Short task
Copy the records below exactly, leaving out any pictures.

Exercise material
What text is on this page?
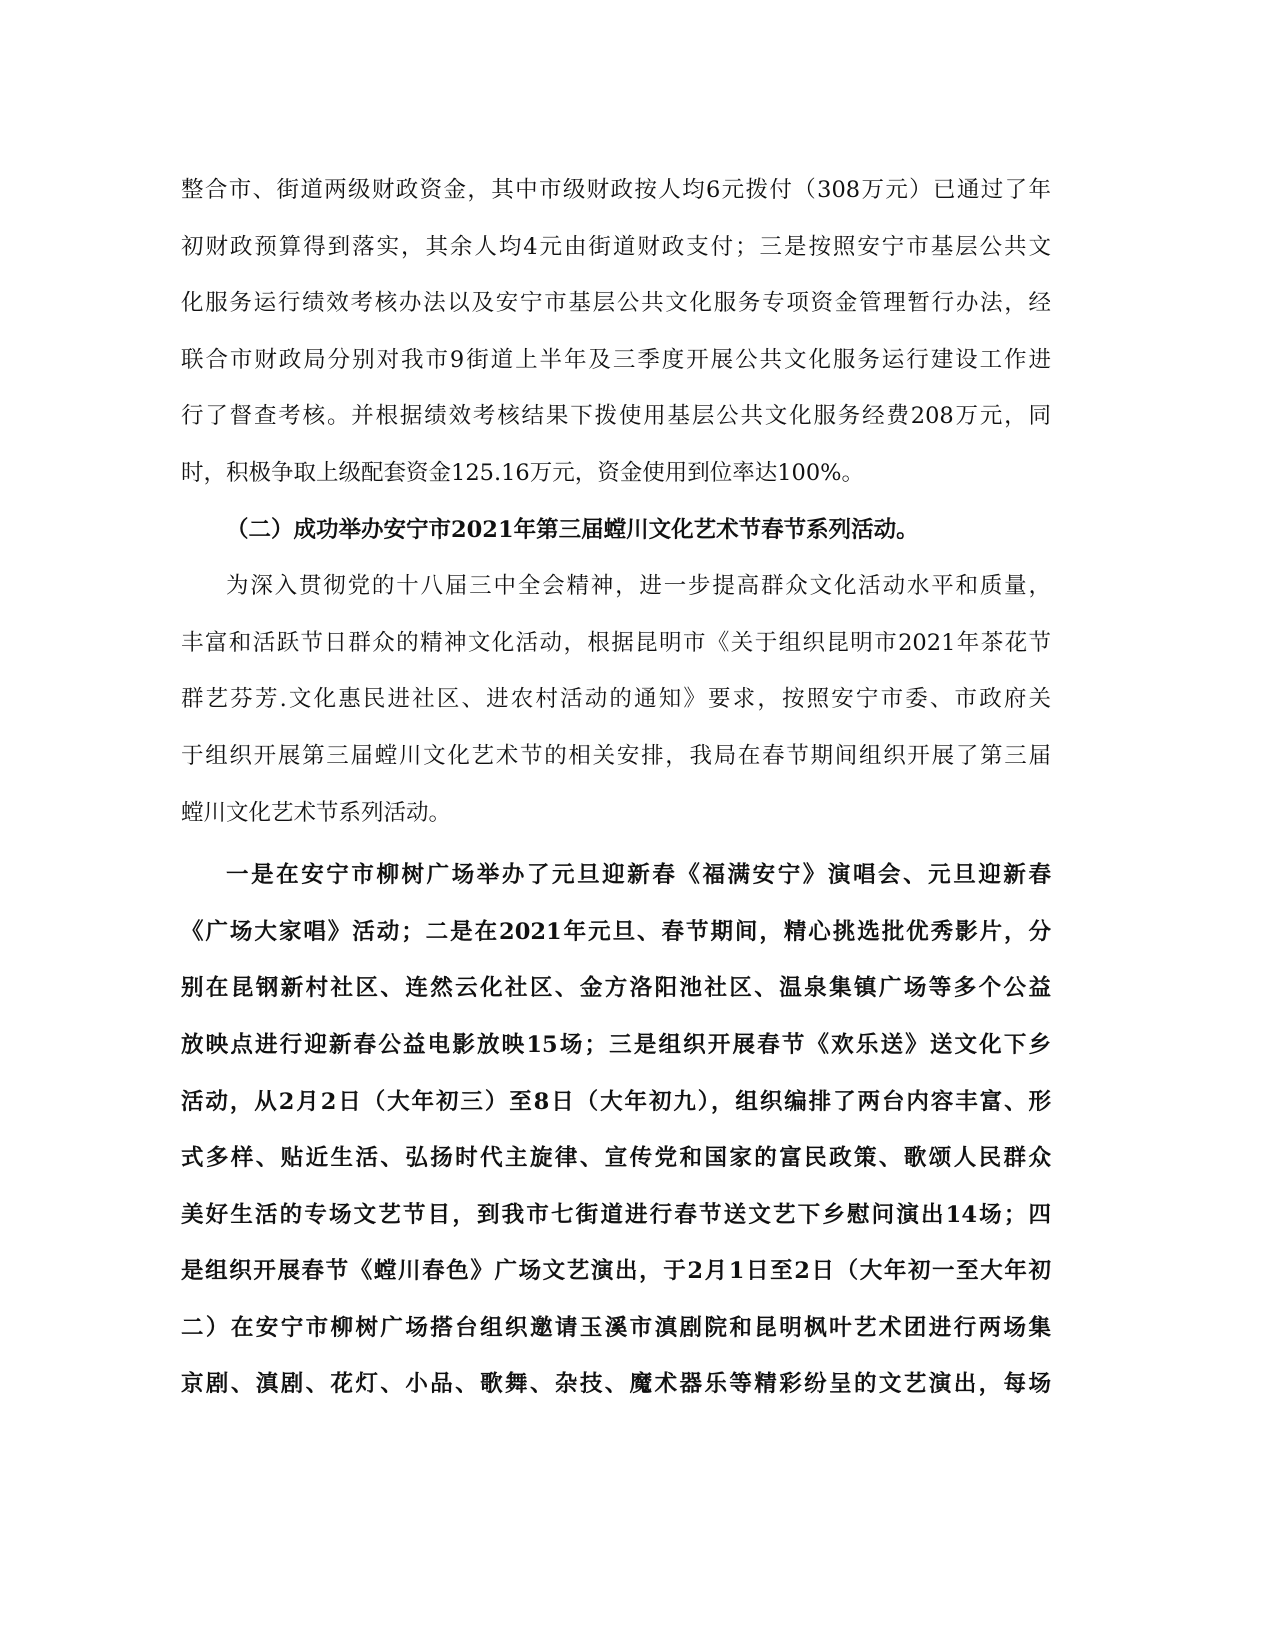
整合市、街道两级财政资金，其中市级财政按人均6元拨付（308万元）已通过了年
初财政预算得到落实，其余人均4元由街道财政支付；三是按照安宁市基层公共文
化服务运行绩效考核办法以及安宁市基层公共文化服务专项资金管理暂行办法，经
联合市财政局分别对我市9街道上半年及三季度开展公共文化服务运行建设工作进
行了督查考核。并根据绩效考核结果下拨使用基层公共文化服务经费208万元，同
时，积极争取上级配套资金125.16万元，资金使用到位率达100%。
（二）成功举办安宁市2021年第三届螳川文化艺术节春节系列活动。
为深入贯彻党的十八届三中全会精神，进一步提高群众文化活动水平和质量，
丰富和活跃节日群众的精神文化活动，根据昆明市《关于组织昆明市2021年茶花节
群艺芬芳.文化惠民进社区、进农村活动的通知》要求，按照安宁市委、市政府关
于组织开展第三届螳川文化艺术节的相关安排，我局在春节期间组织开展了第三届
螳川文化艺术节系列活动。
一是在安宁市柳树广场举办了元旦迎新春《福满安宁》演唱会、元旦迎新春
《广场大家唱》活动；二是在2021年元旦、春节期间，精心挑选批优秀影片，分
别在昆钢新村社区、连然云化社区、金方洛阳池社区、温泉集镇广场等多个公益
放映点进行迎新春公益电影放映15场；三是组织开展春节《欢乐送》送文化下乡
活动，从2月2日（大年初三）至8日（大年初九），组织编排了两台内容丰富、形
式多样、贴近生活、弘扬时代主旋律、宣传党和国家的富民政策、歌颂人民群众
美好生活的专场文艺节目，到我市七街道进行春节送文艺下乡慰问演出14场；四
是组织开展春节《螳川春色》广场文艺演出，于2月1日至2日（大年初一至大年初
二）在安宁市柳树广场搭台组织邀请玉溪市滇剧院和昆明枫叶艺术团进行两场集
京剧、滇剧、花灯、小品、歌舞、杂技、魔术器乐等精彩纷呈的文艺演出，每场
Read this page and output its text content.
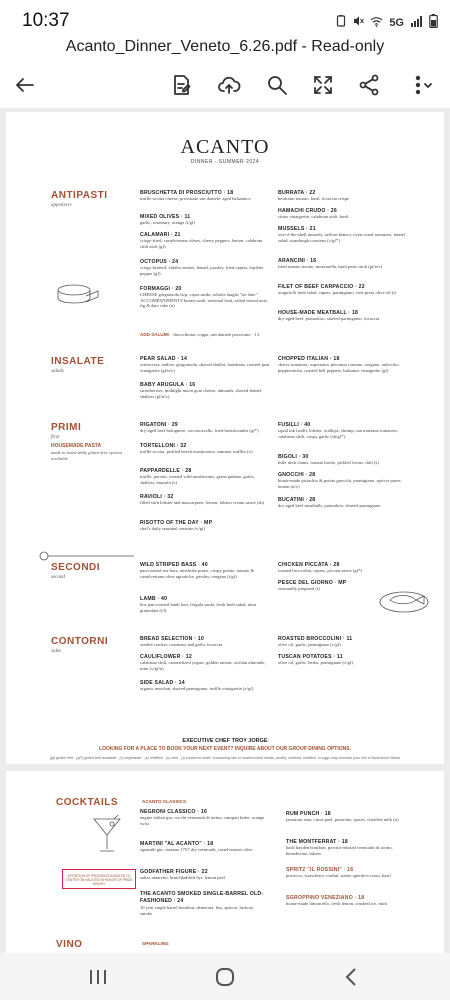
10:37	5G
Acanto_Dinner_Veneto_6.26.pdf - Read-only
ACANTO
DINNER · SUMMER 2024
ANTIPASTI
appetizers
BRUSCHETTA DI PROSCIUTTO · 18
truffle ricotta cheese, prosciutto san daniele, aged balsamico
MIXED OLIVES · 11
garlic, rosemary, orange (t/gf)
CALAMARI · 21
crispy-fried, castelvetrano olives, cherry peppers, lemon, calabrian chili aioli (gf)
OCTOPUS · 24
crispy-braised, vidalia onions, fennel, parsley, fried capers, esplette pepper (gf)
FORMAGGI · 20
CHEESE gorgonzola twp, capra sarda, robiola laughs "tre latte" ACCOMPANIMENTS honeycomb, seasonal fruit, salted mixed nuts, fig & date cake (n)
ADD SALUMI finocchiona, coppa, san daniele prosciutto · 13
BURRATA · 22
heirloom tomato, basil, focaccia crispe
HAMACHI CRUDO · 26
citrus vinaigrette, calabrian aioli, basil
MUSSELS · 21
out-of-the-shell mussels, saffron bianco, oven cured tomatoes, fennel salad, sourdough croutons (c/gf*)
ARANCINI · 16
fried tomato risotto, mozzarella, basil pesto aioli (gf/n/v)
FILET OF BEEF CARPACCIO · 22
arugula & herb salad, capers, parmigiano, first-press olive oil (t)
HOUSE-MADE MEATBALL · 18
dry-aged beef, pomodoro, shaved parmigiano, focaccia
INSALATE
salads
PEAR SALAD · 14
watercress, endive, gorgonzola, shaved shallot, hazelnuts, roasted pear vinaigrette (gf/n/v)
BABY ARUGULA · 16
strawberries, midnight moon goat cheese, almonds, shaved fennel, shallots (gf/n/v)
CHOPPED ITALIAN · 18
cherry tomatoes, sopressata, pecorino romano, oregano, radicchio, pepperoncini, roasted bell peppers, balsamic vinaigrette (gf)
PRIMI
first
HOUSEMADE PASTA
made in house daily gluten-free options available
RIGATONI · 29
dry-aged beef bolognese, cacciocavallo, fried breadcrumbs (gf*)
TORTELLONI · 32
truffle ricotta, pickled beech mushrooms, summer truffles (v)
PAPPARDELLE · 28
truffle, porcini, roasted wild mushrooms, grana padano, garlic, shallots, marsala (v)
RAVIOLI · 32
filled with lobster and mascarpone, lemon, lobster cream sauce (sh)
RISOTTO OF THE DAY · MP
chef's daily seasonal creation (v/gf)
FUSILLI · 40
squid ink fusilli, lobster, scallops, shrimp, san marzano tomatoes, calabrian chili, crispy garlic (sh/gf*)
BIGOLI · 30
little neck clams, tomato brodo, pickled fresno chili (s)
GNOCCHI · 28
house-made pistachio & potato gnocchi, parmigiano, apricot puree, lemon (n/v)
BUCATINI · 28
dry-aged beef meatballs, pomodoro, shaved parmigiano
SECONDI
second
WILD STRIPED BASS · 40
pan-roasted sea bass, artichoke puree, crispy potato, tomato & castelvetrano olive agrodolce, parsley, oregano (t/gf)
LAMB · 40
6oz pan-roasted lamb loin, fregula sarda, fresh herb salad, mint gremolata (t/l)
CHICKEN PICCATA · 28
roasted broccolini, capers, piccata sauce (gf*)
PESCE DEL GIORNO · MP
seasonally prepared (t)
CONTORNI
sides
BREAD SELECTION · 10
seeded cracker, rosemary and garlic focaccia
CAULIFLOWER · 12
calabrian chili, caramelized yogurt, golden raisins, sicilian almonds, mint (v/gf/n)
SIDE SALAD · 14
organic mesclun, shaved parmigiano, truffle vinaigrette (v/gf)
ROASTED BROCCOLINI · 11
olive oil, garlic, parmigiano (v/gf)
TUSCAN POTATOES · 11
olive oil, garlic, herbs, parmigiano (v/gf)
EXECUTIVE CHEF TROY JORGE
LOOKING FOR A PLACE TO BOOK YOUR NEXT EVENT? INQUIRE ABOUT OUR GROUP DINING OPTIONS.
(gf) gluten free · (gf*) gluten free available · (v) vegetarian · (s) shellfish · (n) nuts · (t) cooked to order; consuming raw or undercooked meats, poultry, seafood, shellfish, or eggs may increase your risk of food-borne illness
COCKTAILS	ACANTO CLASSICS
A PORTION OF PROCEEDS DONATED TO CENTER ON HALSTED IN HONOR OF PRIDE MONTH
NEGRONI CLASSICO · 16
engine italian gin, cocchi vermouth di torino, campari bitter, orange twist
MARTINI "AL ACANTO" · 18
sipsmith gin, cinzano 1757 dry vermouth, castelvetrano olive
GODFATHER FIGURE · 22
saliza amaretto, bruichladdich 6yr, lemon peel
THE ACANTO SMOKED SINGLE-BARREL OLD-FASHIONED · 24
10 year single barrel bourbon, demerara, bay, apricot, hickory smoke
RUM PUNCH · 18
jamaican rum, citrus peel, pistachio, spices, clarified milk (n)
THE MONTFERRAT · 18
basil hayden bourbon, porcini-infused vermouth di torino, benedictine, bitters
SPRITZ "IL ROSSINI" · 16
prosecco, strawberry cordial, sirene aperitivo rosso, basil
SGROPPINO VENEZIANO · 18
house-made limoncello, fresh lemon, crushed ice, mint
VINO	SPARKLING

Task result
What text is on this page?
整合市、街道两级财政资金，其中市级财政按人均6元拨付（308万元）已通过了年
初财政预算得到落实，其余人均4元由街道财政支付；三是按照安宁市基层公共文
化服务运行绩效考核办法以及安宁市基层公共文化服务专项资金管理暂行办法，经
联合市财政局分别对我市9街道上半年及三季度开展公共文化服务运行建设工作进
行了督查考核。并根据绩效考核结果下拨使用基层公共文化服务经费208万元，同
时，积极争取上级配套资金125.16万元，资金使用到位率达100%。
（二）成功举办安宁市2021年第三届螳川文化艺术节春节系列活动。
为深入贯彻党的十八届三中全会精神，进一步提高群众文化活动水平和质量，
丰富和活跃节日群众的精神文化活动，根据昆明市《关于组织昆明市2021年茶花节
群艺芬芳.文化惠民进社区、进农村活动的通知》要求，按照安宁市委、市政府关
于组织开展第三届螳川文化艺术节的相关安排，我局在春节期间组织开展了第三届
螳川文化艺术节系列活动。
一是在安宁市柳树广场举办了元旦迎新春《福满安宁》演唱会、元旦迎新春
《广场大家唱》活动；二是在2021年元旦、春节期间，精心挑选批优秀影片，分
别在昆钢新村社区、连然云化社区、金方洛阳池社区、温泉集镇广场等多个公益
放映点进行迎新春公益电影放映15场；三是组织开展春节《欢乐送》送文化下乡
活动，从2月2日（大年初三）至8日（大年初九），组织编排了两台内容丰富、形
式多样、贴近生活、弘扬时代主旋律、宣传党和国家的富民政策、歌颂人民群众
美好生活的专场文艺节目，到我市七街道进行春节送文艺下乡慰问演出14场；四
是组织开展春节《螳川春色》广场文艺演出，于2月1日至2日（大年初一至大年初
二）在安宁市柳树广场搭台组织邀请玉溪市滇剧院和昆明枫叶艺术团进行两场集
京剧、滇剧、花灯、小品、歌舞、杂技、魔术器乐等精彩纷呈的文艺演出，每场
Read this page and output its text content.
10:37	5G
Acanto_Dinner_Veneto_6.26.pdf - Read-only
ACANTO
DINNER · SUMMER 2024
ANTIPASTI
appetizers
BRUSCHETTA DI PROSCIUTTO · 18
truffle ricotta cheese, prosciutto san daniele, aged balsamico
MIXED OLIVES · 11
garlic, rosemary, orange (t/gf)
CALAMARI · 21
crispy-fried, castelvetrano olives, cherry peppers, lemon, calabrian chili aioli (gf)
OCTOPUS · 24
crispy-braised, vidalia onions, fennel, parsley, fried capers, esplette pepper (gf)
FORMAGGI · 20
CHEESE gorgonzola twp, capra sarda, robiola laughs "tre latte" ACCOMPANIMENTS honeycomb, seasonal fruit, salted mixed nuts, fig & date cake (n)
ADD SALUMI finocchiona, coppa, san daniele prosciutto · 13
BURRATA · 22
heirloom tomato, basil, focaccia crispe
HAMACHI CRUDO · 26
citrus vinaigrette, calabrian aioli, basil
MUSSELS · 21
out-of-the-shell mussels, saffron bianco, oven cured tomatoes, fennel salad, sourdough croutons (c/gf*)
ARANCINI · 16
fried tomato risotto, mozzarella, basil pesto aioli (gf/n/v)
FILET OF BEEF CARPACCIO · 22
arugula & herb salad, capers, parmigiano, first-press olive oil (t)
HOUSE-MADE MEATBALL · 18
dry-aged beef, pomodoro, shaved parmigiano, focaccia
INSALATE
salads
PEAR SALAD · 14
watercress, endive, gorgonzola, shaved shallot, hazelnuts, roasted pear vinaigrette (gf/n/v)
BABY ARUGULA · 16
strawberries, midnight moon goat cheese, almonds, shaved fennel, shallots (gf/n/v)
CHOPPED ITALIAN · 18
cherry tomatoes, sopressata, pecorino romano, oregano, radicchio, pepperoncini, roasted bell peppers, balsamic vinaigrette (gf)
PRIMI
first
HOUSEMADE PASTA
made in house daily gluten-free options available
RIGATONI · 29
dry-aged beef bolognese, cacciocavallo, fried breadcrumbs (gf*)
TORTELLONI · 32
truffle ricotta, pickled beech mushrooms, summer truffles (v)
PAPPARDELLE · 28
truffle, porcini, roasted wild mushrooms, grana padano, garlic, shallots, marsala (v)
RAVIOLI · 32
filled with lobster and mascarpone, lemon, lobster cream sauce (sh)
RISOTTO OF THE DAY · MP
chef's daily seasonal creation (v/gf)
FUSILLI · 40
squid ink fusilli, lobster, scallops, shrimp, san marzano tomatoes, calabrian chili, crispy garlic (sh/gf*)
BIGOLI · 30
little neck clams, tomato brodo, pickled fresno chili (s)
GNOCCHI · 28
house-made pistachio & potato gnocchi, parmigiano, apricot puree, lemon (n/v)
BUCATINI · 28
dry-aged beef meatballs, pomodoro, shaved parmigiano
SECONDI
second
WILD STRIPED BASS · 40
pan-roasted sea bass, artichoke puree, crispy potato, tomato & castelvetrano olive agrodolce, parsley, oregano (t/gf)
LAMB · 40
6oz pan-roasted lamb loin, fregula sarda, fresh herb salad, mint gremolata (t/l)
CHICKEN PICCATA · 28
roasted broccolini, capers, piccata sauce (gf*)
PESCE DEL GIORNO · MP
seasonally prepared (t)
CONTORNI
sides
BREAD SELECTION · 10
seeded cracker, rosemary and garlic focaccia
CAULIFLOWER · 12
calabrian chili, caramelized yogurt, golden raisins, sicilian almonds, mint (v/gf/n)
SIDE SALAD · 14
organic mesclun, shaved parmigiano, truffle vinaigrette (v/gf)
ROASTED BROCCOLINI · 11
olive oil, garlic, parmigiano (v/gf)
TUSCAN POTATOES · 11
olive oil, garlic, herbs, parmigiano (v/gf)
EXECUTIVE CHEF TROY JORGE
LOOKING FOR A PLACE TO BOOK YOUR NEXT EVENT? INQUIRE ABOUT OUR GROUP DINING OPTIONS.
(gf) gluten free · (gf*) gluten free available · (v) vegetarian · (s) shellfish · (n) nuts · (t) cooked to order; consuming raw or undercooked meats, poultry, seafood, shellfish, or eggs may increase your risk of food-borne illness
COCKTAILS	ACANTO CLASSICS
A PORTION OF PROCEEDS DONATED TO CENTER ON HALSTED IN HONOR OF PRIDE MONTH
NEGRONI CLASSICO · 16
engine italian gin, cocchi vermouth di torino, campari bitter, orange twist
MARTINI "AL ACANTO" · 18
sipsmith gin, cinzano 1757 dry vermouth, castelvetrano olive
GODFATHER FIGURE · 22
saliza amaretto, bruichladdich 6yr, lemon peel
THE ACANTO SMOKED SINGLE-BARREL OLD-FASHIONED · 24
10 year single barrel bourbon, demerara, bay, apricot, hickory smoke
RUM PUNCH · 18
jamaican rum, citrus peel, pistachio, spices, clarified milk (n)
THE MONTFERRAT · 18
basil hayden bourbon, porcini-infused vermouth di torino, benedictine, bitters
SPRITZ "IL ROSSINI" · 16
prosecco, strawberry cordial, sirene aperitivo rosso, basil
SGROPPINO VENEZIANO · 18
house-made limoncello, fresh lemon, crushed ice, mint
VINO	SPARKLING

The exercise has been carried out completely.